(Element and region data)
————————

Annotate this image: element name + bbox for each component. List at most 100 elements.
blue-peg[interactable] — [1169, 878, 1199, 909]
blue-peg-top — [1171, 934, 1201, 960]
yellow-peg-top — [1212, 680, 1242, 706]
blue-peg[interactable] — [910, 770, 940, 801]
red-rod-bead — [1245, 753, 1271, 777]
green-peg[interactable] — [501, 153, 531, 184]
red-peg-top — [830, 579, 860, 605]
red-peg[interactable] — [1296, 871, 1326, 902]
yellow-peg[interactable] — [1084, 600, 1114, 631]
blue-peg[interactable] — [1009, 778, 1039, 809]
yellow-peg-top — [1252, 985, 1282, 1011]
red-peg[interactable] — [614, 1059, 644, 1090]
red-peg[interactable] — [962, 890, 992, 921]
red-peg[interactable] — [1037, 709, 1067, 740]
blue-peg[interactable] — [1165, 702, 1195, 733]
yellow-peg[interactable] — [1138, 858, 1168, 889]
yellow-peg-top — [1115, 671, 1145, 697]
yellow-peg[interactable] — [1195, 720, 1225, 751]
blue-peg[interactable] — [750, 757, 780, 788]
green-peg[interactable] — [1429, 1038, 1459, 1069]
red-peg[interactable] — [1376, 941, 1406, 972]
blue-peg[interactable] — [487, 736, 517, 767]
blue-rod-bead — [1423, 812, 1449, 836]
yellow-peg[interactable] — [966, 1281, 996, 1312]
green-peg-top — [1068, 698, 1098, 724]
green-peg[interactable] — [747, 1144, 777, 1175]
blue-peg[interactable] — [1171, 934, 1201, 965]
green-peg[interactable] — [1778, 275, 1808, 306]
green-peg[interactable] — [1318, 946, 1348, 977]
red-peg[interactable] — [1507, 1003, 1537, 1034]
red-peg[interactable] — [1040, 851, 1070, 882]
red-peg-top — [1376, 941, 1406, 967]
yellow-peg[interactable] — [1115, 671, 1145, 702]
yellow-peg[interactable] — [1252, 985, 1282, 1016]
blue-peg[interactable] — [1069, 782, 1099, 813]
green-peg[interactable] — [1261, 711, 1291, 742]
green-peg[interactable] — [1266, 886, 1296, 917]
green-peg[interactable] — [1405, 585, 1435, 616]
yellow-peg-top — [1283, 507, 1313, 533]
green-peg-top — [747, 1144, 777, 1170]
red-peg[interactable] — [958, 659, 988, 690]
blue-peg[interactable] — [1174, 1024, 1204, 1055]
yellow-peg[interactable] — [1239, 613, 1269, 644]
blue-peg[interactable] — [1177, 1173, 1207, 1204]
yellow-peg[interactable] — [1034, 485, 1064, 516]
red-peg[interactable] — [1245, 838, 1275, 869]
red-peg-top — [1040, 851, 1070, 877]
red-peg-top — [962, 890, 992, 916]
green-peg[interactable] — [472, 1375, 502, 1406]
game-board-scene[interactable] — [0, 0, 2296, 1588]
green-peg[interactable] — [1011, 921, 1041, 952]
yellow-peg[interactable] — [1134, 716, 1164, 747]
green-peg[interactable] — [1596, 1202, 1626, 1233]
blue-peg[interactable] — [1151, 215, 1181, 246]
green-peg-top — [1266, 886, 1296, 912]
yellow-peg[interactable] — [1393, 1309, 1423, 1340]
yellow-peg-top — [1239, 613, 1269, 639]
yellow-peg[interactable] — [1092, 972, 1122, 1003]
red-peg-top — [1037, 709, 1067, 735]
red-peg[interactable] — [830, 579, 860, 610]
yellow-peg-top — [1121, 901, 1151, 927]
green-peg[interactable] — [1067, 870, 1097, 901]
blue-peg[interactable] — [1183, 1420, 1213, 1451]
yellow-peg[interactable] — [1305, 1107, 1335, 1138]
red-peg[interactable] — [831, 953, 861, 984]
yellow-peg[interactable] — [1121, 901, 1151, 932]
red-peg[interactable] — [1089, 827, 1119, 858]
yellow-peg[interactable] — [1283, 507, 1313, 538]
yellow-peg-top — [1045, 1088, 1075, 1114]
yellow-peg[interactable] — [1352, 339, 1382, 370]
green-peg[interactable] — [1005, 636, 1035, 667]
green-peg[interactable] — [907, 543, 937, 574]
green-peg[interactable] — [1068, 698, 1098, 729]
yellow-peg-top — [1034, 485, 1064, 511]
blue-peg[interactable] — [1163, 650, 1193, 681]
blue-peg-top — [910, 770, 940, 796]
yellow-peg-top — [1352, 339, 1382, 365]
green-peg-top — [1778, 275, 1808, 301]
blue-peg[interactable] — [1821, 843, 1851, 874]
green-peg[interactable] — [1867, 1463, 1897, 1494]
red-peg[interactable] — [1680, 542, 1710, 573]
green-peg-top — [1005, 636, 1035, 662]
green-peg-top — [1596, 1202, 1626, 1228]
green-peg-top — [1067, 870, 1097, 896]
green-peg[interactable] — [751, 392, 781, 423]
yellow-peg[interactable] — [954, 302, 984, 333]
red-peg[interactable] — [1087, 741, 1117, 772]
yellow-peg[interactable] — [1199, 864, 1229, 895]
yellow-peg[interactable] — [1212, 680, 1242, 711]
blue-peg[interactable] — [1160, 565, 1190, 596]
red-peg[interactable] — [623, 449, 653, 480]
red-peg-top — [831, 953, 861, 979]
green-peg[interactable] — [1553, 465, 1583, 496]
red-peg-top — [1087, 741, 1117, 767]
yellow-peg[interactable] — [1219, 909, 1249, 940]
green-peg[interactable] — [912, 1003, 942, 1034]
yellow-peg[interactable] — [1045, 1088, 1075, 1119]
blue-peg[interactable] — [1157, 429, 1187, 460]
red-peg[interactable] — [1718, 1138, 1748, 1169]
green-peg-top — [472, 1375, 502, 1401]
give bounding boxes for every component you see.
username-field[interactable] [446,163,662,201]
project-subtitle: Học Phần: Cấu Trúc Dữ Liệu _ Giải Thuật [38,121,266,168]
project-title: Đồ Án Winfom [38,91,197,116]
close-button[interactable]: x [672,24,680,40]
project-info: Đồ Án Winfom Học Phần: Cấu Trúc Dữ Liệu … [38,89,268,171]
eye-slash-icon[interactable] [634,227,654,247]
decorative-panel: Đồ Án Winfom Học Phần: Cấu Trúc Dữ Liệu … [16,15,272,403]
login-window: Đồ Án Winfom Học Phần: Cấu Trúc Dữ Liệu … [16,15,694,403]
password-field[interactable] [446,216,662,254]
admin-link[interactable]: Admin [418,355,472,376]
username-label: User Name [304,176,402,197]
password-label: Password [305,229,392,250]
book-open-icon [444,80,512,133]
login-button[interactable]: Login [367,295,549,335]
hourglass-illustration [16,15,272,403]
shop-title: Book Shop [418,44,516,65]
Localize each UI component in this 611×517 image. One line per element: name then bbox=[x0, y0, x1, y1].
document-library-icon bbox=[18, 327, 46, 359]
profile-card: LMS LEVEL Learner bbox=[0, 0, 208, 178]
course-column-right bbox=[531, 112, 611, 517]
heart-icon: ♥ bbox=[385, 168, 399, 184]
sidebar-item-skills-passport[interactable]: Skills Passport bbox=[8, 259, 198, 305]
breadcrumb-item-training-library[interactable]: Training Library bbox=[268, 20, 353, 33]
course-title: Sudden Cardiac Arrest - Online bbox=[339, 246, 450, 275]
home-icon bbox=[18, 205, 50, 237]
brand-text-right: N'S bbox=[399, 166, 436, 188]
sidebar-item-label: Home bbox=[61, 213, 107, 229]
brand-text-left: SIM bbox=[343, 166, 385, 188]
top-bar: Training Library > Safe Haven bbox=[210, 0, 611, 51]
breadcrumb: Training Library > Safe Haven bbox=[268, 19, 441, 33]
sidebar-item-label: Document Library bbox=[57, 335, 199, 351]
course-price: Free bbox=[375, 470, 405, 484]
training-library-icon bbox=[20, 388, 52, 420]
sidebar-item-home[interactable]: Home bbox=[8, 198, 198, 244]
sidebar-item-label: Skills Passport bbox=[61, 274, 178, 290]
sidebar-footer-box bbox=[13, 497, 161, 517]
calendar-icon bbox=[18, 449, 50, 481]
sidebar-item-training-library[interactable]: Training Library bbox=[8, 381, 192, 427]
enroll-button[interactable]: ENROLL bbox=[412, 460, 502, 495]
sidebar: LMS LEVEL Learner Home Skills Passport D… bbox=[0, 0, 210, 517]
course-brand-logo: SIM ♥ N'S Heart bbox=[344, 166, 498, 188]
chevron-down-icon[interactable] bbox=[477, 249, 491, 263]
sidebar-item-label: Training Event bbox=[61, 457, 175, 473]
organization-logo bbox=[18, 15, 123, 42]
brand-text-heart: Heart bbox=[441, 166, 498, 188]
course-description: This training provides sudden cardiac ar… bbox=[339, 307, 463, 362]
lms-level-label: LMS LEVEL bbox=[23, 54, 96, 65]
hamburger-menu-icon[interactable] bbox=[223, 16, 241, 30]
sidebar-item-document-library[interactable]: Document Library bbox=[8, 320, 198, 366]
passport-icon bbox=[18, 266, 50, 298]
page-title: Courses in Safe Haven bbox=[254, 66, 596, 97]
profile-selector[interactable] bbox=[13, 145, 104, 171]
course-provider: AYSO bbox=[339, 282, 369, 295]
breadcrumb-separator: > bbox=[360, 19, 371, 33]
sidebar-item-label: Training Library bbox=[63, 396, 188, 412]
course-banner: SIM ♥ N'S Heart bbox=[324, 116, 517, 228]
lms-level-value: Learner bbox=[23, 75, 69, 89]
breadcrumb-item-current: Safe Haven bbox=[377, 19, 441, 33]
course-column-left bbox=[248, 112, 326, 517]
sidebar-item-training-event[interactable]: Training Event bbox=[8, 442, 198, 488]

————————

*SET TASK*.
Put the rows from the start through the line containing "red-peg[interactable] — [614, 1059, 644, 1090]" into a JSON list of strings, one string per line, skipping blank lines.

*RESULT FOR THIS EXERCISE*.
[
  "Annotate this image: element name + bbox for each component. List at most 100 elements.",
  "blue-peg[interactable] — [1169, 878, 1199, 909]",
  "blue-peg-top — [1171, 934, 1201, 960]",
  "yellow-peg-top — [1212, 680, 1242, 706]",
  "blue-peg[interactable] — [910, 770, 940, 801]",
  "red-rod-bead — [1245, 753, 1271, 777]",
  "green-peg[interactable] — [501, 153, 531, 184]",
  "red-peg-top — [830, 579, 860, 605]",
  "red-peg[interactable] — [1296, 871, 1326, 902]",
  "yellow-peg[interactable] — [1084, 600, 1114, 631]",
  "blue-peg[interactable] — [1009, 778, 1039, 809]",
  "yellow-peg-top — [1252, 985, 1282, 1011]",
  "red-peg[interactable] — [614, 1059, 644, 1090]"
]